Records for this exercise: Begin

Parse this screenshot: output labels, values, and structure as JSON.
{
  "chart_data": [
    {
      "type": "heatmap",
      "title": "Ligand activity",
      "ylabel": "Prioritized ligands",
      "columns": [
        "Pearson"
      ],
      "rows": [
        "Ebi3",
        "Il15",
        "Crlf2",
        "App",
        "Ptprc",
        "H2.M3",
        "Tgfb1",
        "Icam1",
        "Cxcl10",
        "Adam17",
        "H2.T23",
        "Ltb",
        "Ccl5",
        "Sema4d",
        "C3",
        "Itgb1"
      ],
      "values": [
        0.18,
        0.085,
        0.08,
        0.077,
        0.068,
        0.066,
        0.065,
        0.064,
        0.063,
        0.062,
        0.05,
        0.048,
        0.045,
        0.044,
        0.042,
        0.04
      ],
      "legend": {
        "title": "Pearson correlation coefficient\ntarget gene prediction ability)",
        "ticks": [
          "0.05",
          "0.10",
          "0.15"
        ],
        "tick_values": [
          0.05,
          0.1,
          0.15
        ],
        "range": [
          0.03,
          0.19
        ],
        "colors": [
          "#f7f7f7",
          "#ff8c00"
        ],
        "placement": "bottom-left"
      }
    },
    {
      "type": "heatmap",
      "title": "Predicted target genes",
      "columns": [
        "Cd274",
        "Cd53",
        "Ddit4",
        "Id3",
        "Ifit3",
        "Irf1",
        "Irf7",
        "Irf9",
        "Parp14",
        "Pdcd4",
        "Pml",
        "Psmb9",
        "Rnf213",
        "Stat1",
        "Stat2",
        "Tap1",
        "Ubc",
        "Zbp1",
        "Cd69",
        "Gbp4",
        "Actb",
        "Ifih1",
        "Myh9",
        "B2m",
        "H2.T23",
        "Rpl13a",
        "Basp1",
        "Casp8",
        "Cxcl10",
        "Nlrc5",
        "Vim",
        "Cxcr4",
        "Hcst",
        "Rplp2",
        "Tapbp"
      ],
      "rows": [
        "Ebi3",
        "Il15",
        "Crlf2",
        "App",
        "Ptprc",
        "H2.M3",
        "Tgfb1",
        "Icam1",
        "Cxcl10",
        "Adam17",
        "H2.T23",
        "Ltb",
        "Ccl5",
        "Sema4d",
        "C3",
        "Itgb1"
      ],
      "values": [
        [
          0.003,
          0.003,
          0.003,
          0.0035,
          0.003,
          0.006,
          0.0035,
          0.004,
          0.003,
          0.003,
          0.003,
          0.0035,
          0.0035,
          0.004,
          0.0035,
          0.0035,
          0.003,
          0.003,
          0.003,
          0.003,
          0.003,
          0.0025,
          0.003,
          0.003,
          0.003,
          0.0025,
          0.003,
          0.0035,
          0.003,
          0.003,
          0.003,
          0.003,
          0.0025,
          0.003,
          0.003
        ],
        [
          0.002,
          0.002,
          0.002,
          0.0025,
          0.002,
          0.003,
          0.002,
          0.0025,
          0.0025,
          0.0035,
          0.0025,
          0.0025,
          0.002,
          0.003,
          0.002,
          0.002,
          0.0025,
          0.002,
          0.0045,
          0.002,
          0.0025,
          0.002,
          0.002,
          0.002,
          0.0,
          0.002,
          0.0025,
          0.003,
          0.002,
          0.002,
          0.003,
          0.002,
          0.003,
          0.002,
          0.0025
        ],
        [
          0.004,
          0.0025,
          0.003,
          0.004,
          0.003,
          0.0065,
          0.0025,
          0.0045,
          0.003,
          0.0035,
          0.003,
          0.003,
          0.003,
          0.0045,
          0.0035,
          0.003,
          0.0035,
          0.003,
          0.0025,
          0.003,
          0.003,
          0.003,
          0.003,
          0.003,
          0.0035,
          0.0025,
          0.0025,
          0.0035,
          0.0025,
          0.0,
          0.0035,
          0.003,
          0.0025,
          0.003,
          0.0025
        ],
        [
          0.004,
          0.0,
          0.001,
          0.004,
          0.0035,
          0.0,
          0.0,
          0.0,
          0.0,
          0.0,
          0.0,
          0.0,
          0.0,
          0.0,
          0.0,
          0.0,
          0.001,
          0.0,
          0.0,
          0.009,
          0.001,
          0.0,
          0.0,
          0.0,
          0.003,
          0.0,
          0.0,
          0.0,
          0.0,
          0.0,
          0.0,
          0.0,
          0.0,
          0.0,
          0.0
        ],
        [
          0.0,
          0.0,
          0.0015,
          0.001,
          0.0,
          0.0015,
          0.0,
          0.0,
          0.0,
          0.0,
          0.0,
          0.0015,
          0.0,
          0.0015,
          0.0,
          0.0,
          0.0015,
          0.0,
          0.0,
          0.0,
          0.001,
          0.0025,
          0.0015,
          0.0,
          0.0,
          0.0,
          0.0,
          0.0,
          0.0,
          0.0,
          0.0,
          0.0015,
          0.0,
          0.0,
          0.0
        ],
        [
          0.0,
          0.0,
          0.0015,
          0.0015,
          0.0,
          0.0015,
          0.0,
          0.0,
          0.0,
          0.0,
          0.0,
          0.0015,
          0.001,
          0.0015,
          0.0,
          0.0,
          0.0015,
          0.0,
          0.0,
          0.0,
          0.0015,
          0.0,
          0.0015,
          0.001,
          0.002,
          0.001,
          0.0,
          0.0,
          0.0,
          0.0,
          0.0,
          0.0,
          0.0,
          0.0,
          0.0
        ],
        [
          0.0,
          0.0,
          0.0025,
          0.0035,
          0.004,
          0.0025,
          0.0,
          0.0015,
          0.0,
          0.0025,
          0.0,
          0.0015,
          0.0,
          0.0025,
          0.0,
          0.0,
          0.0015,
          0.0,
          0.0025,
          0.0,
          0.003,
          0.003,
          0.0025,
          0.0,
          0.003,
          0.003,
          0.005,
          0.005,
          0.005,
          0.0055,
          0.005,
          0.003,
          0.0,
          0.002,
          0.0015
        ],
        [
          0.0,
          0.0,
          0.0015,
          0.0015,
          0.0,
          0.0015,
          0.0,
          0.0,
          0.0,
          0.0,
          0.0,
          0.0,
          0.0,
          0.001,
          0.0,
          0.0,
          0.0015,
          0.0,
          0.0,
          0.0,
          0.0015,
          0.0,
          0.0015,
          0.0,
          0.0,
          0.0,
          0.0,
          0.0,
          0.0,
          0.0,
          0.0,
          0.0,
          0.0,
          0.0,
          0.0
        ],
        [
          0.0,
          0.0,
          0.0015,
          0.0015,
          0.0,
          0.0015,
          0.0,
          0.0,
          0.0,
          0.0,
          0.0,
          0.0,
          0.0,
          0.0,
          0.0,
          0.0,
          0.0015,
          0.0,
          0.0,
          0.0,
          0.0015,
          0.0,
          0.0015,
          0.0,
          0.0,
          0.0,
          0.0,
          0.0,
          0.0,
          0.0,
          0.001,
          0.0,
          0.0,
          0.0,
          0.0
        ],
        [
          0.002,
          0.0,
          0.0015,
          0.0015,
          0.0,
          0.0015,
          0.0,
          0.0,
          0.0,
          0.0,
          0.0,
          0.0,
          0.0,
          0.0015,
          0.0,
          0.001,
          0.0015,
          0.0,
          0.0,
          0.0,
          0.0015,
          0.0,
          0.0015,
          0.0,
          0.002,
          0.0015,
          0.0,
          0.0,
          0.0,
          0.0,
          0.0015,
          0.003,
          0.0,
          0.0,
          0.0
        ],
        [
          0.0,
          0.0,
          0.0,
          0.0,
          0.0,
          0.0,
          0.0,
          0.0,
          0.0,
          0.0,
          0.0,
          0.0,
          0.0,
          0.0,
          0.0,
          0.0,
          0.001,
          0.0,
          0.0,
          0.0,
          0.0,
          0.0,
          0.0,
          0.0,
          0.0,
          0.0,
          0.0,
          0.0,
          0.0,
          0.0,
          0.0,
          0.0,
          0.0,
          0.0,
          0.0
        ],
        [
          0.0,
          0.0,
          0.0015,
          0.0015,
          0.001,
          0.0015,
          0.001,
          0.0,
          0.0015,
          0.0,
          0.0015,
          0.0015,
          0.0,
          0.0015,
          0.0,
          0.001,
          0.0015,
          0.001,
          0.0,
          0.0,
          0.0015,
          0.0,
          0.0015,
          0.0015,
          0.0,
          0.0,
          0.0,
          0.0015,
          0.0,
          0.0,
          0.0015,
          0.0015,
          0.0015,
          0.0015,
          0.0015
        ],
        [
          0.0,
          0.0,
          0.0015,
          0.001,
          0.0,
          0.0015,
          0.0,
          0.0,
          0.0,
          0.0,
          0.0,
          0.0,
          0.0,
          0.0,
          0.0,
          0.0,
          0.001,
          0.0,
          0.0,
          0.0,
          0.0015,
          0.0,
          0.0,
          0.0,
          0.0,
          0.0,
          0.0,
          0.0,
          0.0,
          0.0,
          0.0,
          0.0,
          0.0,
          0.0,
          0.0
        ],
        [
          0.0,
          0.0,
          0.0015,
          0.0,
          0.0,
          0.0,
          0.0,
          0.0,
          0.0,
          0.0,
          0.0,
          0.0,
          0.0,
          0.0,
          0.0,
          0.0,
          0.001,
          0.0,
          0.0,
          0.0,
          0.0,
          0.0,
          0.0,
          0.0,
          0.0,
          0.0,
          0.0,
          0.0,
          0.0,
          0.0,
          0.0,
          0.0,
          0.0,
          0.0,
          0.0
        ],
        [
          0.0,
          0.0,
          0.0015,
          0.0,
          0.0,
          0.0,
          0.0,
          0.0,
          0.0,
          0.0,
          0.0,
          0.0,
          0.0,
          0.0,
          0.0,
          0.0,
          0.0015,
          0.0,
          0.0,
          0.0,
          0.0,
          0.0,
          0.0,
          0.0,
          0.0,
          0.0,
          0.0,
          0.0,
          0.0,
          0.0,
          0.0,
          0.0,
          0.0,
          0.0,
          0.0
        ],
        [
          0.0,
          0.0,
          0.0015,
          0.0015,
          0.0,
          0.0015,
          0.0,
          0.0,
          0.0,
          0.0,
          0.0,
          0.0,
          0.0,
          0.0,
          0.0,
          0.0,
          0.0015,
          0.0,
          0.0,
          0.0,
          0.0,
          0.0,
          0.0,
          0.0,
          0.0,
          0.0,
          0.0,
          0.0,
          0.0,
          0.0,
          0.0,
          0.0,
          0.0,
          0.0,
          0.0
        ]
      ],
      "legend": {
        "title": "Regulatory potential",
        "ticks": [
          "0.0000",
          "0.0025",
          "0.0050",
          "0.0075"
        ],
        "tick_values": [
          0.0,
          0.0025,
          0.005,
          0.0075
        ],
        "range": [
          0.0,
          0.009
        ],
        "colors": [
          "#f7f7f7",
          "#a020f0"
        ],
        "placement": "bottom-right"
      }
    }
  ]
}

Records for this exercise: End

Problem description: All lines with the word "title" should be copied from the material above.

Result of this exercise:
      "title": "Ligand activity",
        "title": "Pearson correlation coefficient\ntarget gene prediction ability)",
      "title": "Predicted target genes",
        "title": "Regulatory potential",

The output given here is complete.